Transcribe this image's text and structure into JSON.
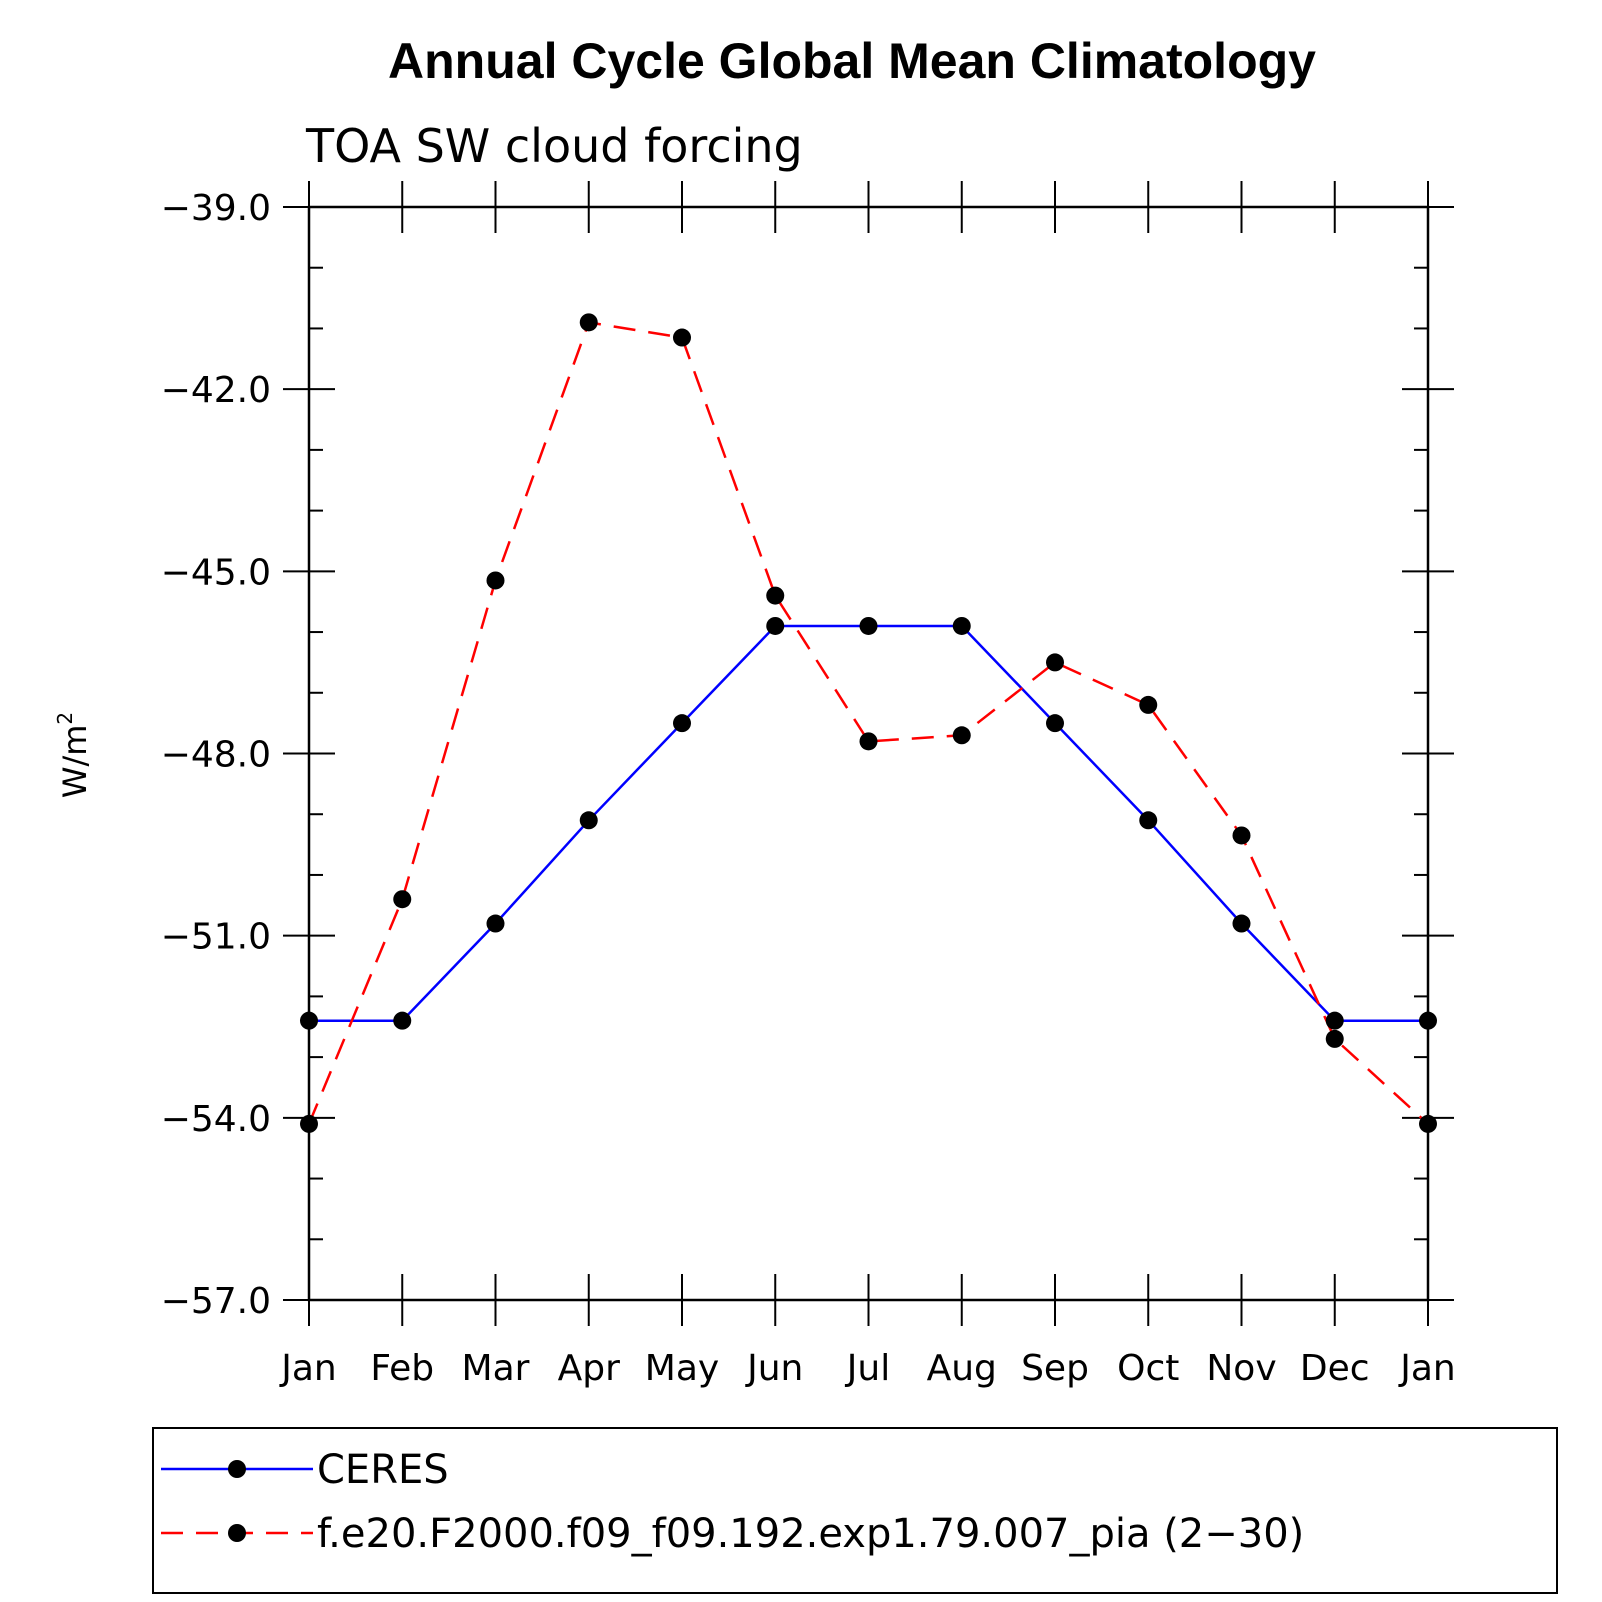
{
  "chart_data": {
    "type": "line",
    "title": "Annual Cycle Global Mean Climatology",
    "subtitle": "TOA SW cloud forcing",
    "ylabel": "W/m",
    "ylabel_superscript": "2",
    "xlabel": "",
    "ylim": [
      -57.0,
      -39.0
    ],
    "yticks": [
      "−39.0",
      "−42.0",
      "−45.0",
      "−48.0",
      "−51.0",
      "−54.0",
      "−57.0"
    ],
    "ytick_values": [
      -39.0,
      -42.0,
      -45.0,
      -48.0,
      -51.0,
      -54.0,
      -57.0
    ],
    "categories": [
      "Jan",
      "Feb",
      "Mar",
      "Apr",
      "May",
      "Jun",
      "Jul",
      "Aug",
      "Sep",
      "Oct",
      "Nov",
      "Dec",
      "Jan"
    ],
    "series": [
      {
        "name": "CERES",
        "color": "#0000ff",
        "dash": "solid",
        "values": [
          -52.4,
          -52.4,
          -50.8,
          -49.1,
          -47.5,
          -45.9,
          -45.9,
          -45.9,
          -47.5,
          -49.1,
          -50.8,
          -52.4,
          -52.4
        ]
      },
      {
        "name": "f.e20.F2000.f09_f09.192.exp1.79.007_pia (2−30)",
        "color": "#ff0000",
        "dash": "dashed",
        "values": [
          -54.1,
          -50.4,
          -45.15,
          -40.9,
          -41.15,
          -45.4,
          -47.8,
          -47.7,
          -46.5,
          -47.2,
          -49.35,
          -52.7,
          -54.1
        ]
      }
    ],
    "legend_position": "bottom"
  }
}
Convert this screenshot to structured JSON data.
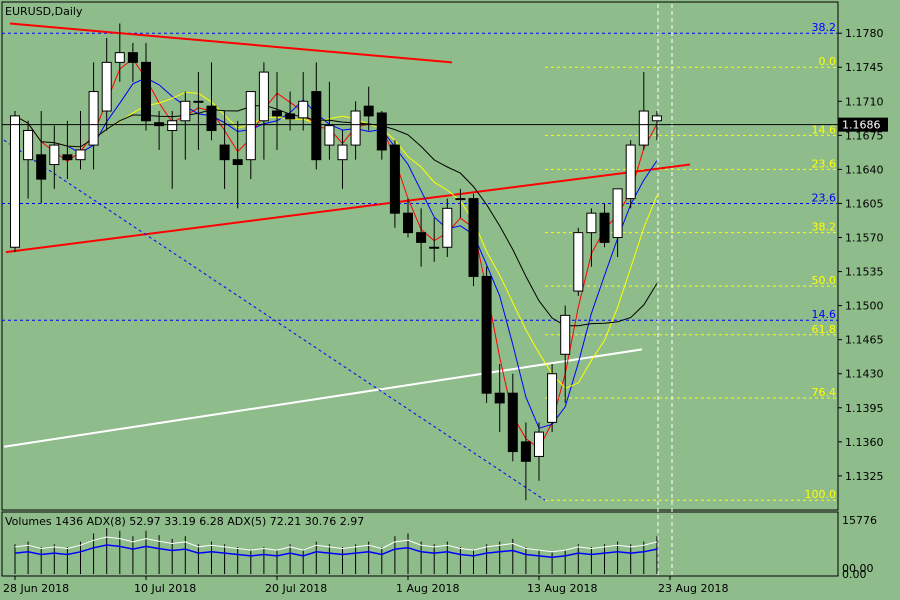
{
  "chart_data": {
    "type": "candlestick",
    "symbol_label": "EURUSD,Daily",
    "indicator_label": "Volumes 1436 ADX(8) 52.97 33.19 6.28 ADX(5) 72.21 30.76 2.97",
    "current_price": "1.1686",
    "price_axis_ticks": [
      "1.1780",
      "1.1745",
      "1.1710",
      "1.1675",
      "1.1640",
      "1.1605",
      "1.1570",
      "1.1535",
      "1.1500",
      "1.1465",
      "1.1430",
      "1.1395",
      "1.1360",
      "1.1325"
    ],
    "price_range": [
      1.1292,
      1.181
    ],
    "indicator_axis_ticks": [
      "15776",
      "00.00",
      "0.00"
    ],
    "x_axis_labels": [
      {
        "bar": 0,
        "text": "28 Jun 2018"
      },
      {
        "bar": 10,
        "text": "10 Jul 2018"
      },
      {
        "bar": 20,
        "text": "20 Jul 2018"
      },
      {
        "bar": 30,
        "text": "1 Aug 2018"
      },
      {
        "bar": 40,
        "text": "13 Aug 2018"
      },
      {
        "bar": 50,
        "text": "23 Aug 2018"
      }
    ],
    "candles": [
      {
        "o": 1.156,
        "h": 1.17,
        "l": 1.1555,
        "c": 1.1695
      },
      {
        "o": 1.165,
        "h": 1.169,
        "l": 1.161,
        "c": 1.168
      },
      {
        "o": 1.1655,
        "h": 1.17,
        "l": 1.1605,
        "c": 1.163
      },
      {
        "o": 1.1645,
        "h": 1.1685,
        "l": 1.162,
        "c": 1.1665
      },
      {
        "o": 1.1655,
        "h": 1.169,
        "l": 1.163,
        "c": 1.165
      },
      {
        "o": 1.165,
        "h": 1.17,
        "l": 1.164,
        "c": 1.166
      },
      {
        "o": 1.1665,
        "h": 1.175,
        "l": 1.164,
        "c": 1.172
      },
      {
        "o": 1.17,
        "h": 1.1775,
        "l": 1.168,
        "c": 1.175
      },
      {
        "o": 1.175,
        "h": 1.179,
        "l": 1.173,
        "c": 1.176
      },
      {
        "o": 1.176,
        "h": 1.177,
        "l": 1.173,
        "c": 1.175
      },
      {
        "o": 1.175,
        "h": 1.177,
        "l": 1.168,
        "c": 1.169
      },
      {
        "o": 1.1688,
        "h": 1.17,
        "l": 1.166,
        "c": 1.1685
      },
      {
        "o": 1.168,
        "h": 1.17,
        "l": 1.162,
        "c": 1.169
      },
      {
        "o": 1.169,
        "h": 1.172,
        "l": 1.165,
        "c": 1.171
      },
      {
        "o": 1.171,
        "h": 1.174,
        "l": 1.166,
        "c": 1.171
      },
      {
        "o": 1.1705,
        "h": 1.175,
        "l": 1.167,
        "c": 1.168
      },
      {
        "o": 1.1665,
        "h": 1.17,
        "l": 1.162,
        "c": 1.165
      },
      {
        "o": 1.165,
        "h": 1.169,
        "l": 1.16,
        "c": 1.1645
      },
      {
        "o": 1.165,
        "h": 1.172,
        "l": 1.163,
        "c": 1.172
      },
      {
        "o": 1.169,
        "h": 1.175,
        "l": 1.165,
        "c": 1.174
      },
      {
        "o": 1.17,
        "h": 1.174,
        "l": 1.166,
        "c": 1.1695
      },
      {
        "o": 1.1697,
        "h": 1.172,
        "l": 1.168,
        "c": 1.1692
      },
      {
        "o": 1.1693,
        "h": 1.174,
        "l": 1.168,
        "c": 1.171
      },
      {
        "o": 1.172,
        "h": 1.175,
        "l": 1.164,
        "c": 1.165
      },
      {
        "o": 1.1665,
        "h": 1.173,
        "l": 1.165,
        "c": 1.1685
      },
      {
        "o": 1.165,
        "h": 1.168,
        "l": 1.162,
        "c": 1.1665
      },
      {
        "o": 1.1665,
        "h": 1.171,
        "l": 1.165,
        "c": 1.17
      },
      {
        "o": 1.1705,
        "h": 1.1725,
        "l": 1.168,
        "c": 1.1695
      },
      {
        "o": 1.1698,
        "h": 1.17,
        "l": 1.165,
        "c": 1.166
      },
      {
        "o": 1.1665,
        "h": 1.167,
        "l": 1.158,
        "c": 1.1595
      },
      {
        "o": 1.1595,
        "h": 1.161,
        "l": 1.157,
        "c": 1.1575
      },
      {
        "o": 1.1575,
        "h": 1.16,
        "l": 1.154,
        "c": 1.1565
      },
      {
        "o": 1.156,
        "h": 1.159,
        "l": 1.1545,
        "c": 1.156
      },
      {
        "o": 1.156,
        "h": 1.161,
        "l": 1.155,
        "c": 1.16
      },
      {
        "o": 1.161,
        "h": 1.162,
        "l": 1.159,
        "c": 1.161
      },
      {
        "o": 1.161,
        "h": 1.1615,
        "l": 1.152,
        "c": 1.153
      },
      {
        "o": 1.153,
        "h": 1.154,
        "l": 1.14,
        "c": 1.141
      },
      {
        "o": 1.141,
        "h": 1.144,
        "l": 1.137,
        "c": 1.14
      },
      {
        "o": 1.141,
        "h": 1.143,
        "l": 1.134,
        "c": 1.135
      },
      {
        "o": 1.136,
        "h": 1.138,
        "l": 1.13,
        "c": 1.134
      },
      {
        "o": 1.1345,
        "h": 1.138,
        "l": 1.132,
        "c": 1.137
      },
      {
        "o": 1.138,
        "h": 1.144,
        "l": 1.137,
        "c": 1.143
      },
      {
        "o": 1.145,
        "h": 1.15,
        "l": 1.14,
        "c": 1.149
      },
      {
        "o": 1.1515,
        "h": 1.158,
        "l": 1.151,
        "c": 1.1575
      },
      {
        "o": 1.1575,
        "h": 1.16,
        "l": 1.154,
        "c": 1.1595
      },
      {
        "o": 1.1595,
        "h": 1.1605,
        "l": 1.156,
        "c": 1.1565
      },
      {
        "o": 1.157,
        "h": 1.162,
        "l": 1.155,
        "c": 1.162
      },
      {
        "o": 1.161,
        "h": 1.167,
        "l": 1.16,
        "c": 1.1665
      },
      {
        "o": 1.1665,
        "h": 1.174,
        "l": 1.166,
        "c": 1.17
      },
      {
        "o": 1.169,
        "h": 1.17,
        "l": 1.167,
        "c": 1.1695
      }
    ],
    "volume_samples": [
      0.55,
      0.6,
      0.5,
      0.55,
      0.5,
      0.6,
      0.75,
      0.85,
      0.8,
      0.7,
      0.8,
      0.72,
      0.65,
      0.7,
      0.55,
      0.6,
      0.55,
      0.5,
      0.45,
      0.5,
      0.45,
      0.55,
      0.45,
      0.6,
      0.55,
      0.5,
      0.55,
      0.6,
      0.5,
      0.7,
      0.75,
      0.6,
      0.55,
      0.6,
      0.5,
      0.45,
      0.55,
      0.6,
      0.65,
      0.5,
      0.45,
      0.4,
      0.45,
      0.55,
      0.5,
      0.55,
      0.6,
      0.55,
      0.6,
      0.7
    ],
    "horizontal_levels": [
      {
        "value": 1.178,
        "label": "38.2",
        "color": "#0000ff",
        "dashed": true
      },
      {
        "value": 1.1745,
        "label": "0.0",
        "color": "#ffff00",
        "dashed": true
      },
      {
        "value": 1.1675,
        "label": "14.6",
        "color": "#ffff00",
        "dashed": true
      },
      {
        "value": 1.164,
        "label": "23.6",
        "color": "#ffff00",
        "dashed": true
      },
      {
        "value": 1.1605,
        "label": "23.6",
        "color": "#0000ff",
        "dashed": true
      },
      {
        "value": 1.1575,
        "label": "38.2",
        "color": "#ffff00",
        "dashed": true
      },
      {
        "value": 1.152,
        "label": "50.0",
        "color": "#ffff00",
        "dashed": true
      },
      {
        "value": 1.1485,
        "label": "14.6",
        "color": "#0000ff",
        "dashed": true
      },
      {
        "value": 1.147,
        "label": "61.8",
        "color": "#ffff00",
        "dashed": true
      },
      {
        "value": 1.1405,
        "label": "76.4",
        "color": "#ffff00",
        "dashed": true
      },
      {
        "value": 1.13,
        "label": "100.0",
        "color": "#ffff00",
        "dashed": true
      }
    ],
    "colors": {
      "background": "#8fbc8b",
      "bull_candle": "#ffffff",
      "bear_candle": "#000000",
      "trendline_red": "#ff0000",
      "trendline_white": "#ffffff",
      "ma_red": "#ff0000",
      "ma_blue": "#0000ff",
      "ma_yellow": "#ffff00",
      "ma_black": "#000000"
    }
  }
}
# # #
- [The task]: From the listing above, pick out each line where the word "JSON" appears.

- [Exercise output]:
Transcribe this image's text and structure into JSON.
Convert this screenshot to structured JSON data.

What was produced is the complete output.